_WRITTEN REQUEST:_ Check each line of the material below for "subtitle". Report how many have it, with no other words.

───

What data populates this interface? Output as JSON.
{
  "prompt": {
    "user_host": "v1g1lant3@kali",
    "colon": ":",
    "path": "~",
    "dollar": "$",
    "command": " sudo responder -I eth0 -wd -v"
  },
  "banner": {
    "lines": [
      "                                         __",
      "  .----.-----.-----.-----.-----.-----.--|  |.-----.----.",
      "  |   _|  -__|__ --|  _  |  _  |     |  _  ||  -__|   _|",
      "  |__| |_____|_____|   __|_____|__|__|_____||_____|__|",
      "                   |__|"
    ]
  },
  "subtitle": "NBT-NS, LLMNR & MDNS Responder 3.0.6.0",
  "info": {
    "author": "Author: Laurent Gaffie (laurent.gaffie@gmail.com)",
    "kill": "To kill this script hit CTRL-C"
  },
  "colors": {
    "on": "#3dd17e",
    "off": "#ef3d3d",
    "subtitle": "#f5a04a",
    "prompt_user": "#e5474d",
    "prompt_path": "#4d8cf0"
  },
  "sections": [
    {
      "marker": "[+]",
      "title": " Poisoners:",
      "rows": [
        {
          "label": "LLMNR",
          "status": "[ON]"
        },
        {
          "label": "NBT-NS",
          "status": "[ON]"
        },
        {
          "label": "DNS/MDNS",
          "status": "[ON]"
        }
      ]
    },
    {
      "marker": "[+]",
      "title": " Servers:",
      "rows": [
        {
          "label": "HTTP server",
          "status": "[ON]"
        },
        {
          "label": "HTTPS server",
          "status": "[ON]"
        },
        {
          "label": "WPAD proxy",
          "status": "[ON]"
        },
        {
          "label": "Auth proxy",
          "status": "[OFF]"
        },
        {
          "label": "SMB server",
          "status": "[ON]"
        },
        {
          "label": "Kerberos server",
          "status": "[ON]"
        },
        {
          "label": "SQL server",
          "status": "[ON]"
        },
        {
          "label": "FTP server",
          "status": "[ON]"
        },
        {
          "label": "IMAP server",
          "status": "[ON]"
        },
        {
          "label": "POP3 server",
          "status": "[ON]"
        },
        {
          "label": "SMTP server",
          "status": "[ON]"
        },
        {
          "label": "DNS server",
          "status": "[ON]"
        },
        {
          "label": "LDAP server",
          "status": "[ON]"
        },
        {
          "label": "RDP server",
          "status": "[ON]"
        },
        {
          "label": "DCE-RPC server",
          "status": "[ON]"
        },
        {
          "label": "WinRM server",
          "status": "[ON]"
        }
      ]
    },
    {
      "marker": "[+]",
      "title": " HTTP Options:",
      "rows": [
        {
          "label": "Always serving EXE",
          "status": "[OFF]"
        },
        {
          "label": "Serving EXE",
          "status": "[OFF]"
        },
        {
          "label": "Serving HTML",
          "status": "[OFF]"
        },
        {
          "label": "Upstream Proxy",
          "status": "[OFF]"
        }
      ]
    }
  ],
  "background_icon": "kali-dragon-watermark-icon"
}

───

_ANSWER FOR THE TASK:_ 2